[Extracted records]
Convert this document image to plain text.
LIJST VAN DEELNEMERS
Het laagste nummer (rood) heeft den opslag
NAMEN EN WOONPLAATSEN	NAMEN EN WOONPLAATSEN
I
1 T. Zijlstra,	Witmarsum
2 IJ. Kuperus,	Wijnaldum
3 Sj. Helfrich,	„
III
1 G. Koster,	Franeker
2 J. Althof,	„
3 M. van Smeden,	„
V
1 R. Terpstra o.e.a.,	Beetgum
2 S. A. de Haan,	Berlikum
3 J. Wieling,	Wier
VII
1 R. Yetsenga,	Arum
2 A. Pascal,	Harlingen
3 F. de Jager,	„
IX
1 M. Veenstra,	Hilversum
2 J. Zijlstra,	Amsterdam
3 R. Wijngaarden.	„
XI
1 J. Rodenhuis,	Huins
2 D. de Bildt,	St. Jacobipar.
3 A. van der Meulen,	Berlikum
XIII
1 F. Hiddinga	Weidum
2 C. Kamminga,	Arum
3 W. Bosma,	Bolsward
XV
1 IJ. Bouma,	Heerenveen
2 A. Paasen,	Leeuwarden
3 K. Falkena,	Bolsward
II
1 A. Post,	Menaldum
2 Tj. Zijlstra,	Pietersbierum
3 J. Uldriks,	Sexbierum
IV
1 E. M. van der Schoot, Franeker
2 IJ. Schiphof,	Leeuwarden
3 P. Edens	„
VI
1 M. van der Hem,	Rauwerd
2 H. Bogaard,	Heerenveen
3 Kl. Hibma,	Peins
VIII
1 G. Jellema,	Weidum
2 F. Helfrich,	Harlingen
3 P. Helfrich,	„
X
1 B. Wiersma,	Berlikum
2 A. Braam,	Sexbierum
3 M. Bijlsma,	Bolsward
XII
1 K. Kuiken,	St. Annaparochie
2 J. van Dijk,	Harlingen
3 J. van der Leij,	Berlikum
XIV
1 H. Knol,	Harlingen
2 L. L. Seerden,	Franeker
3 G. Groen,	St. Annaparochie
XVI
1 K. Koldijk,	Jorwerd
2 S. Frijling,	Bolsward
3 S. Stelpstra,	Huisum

...

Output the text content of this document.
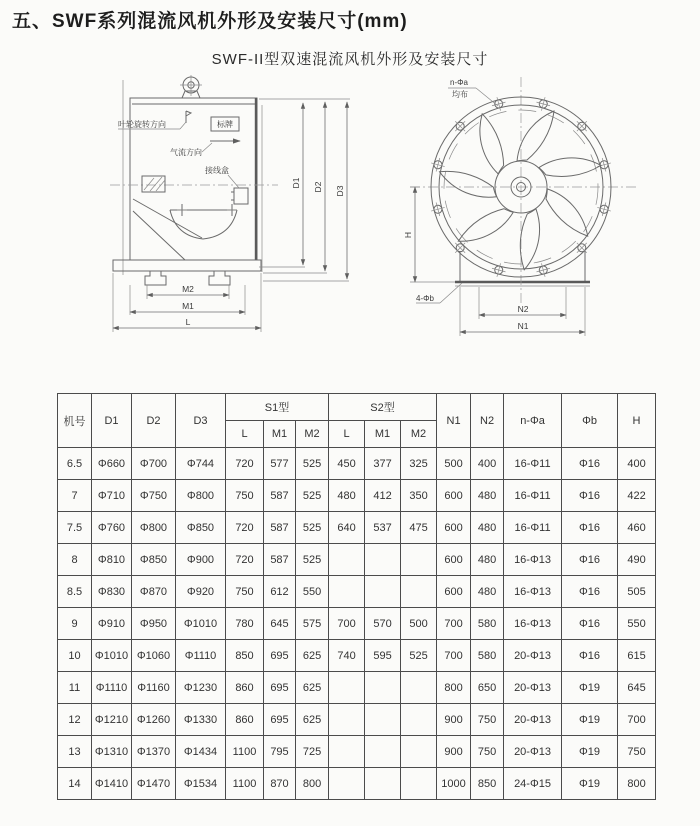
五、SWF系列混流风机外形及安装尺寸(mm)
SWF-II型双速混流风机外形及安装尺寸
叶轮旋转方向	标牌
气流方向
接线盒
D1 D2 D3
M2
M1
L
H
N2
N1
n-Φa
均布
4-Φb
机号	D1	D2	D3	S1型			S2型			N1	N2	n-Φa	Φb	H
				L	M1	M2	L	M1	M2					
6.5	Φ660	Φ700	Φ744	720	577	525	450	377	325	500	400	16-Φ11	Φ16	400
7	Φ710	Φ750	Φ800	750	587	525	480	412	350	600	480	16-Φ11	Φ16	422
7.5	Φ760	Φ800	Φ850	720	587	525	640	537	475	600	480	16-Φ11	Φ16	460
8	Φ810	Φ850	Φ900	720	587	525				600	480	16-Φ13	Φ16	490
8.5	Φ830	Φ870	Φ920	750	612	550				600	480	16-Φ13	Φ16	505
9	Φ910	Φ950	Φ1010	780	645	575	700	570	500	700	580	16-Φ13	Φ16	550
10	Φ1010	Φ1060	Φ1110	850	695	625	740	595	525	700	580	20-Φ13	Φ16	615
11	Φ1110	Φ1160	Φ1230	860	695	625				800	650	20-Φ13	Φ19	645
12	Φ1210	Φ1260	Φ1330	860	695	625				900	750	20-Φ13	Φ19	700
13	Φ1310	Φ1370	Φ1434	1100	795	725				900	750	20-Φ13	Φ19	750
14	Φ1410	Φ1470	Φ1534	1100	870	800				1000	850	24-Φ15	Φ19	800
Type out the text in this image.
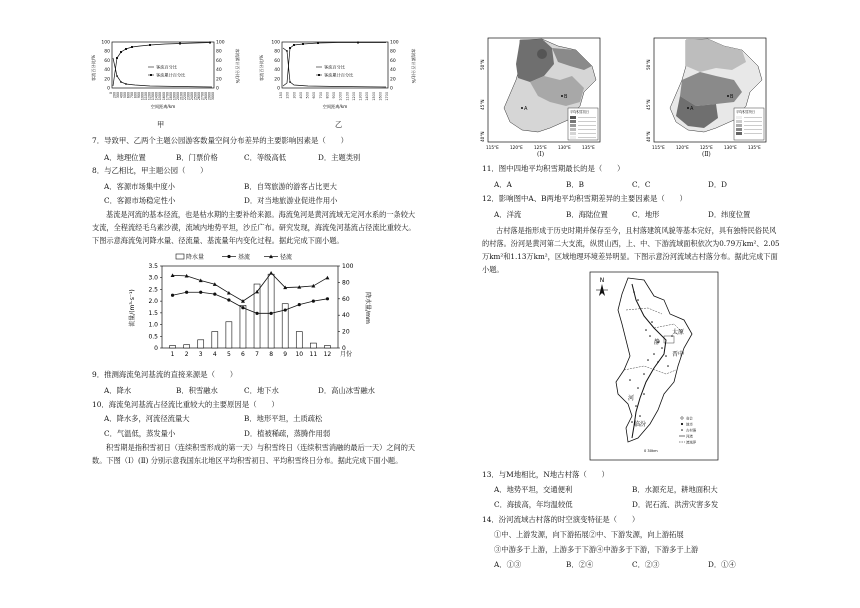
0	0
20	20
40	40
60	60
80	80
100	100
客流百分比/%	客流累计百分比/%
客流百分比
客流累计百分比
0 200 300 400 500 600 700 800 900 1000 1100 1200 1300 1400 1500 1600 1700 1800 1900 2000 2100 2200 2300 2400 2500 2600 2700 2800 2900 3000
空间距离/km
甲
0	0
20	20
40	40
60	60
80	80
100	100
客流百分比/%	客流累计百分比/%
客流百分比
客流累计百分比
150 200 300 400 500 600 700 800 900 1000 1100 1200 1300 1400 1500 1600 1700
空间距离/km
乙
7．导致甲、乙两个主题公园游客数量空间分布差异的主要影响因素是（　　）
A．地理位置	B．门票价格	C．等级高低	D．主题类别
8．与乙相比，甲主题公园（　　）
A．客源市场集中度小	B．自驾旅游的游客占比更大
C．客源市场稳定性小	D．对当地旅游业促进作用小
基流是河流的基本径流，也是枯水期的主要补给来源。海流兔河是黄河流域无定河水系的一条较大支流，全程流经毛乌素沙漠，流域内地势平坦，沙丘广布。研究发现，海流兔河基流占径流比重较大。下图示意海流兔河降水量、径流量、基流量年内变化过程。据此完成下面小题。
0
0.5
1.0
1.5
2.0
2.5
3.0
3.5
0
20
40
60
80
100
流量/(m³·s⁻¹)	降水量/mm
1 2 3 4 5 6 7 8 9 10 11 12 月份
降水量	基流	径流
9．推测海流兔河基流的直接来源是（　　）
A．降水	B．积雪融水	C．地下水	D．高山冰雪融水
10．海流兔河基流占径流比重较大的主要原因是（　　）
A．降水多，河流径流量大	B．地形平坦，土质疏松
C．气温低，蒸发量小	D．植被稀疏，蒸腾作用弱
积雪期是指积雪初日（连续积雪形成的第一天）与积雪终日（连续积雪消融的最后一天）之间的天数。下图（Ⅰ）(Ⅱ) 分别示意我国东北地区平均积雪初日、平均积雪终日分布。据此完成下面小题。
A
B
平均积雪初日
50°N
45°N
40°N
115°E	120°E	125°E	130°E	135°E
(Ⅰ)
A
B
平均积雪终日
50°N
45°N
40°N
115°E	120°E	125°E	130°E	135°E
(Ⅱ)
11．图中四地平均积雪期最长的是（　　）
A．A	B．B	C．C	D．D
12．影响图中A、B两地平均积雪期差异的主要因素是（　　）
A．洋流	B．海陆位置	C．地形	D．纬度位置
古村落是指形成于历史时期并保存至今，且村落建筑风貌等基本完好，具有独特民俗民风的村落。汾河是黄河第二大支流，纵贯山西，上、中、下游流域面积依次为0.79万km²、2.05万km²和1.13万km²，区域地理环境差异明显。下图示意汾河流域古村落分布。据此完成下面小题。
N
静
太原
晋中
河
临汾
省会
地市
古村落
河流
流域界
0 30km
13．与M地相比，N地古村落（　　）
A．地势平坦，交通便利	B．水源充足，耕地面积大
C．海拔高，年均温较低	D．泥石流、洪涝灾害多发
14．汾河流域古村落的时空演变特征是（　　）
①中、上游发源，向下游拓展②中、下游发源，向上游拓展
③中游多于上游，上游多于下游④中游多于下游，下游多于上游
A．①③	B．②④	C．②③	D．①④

▶ [BRIEF]: Go through the listing above line by line and say how many lines hold the word "this". Reply with that number only.

▶ [RESULT]: 3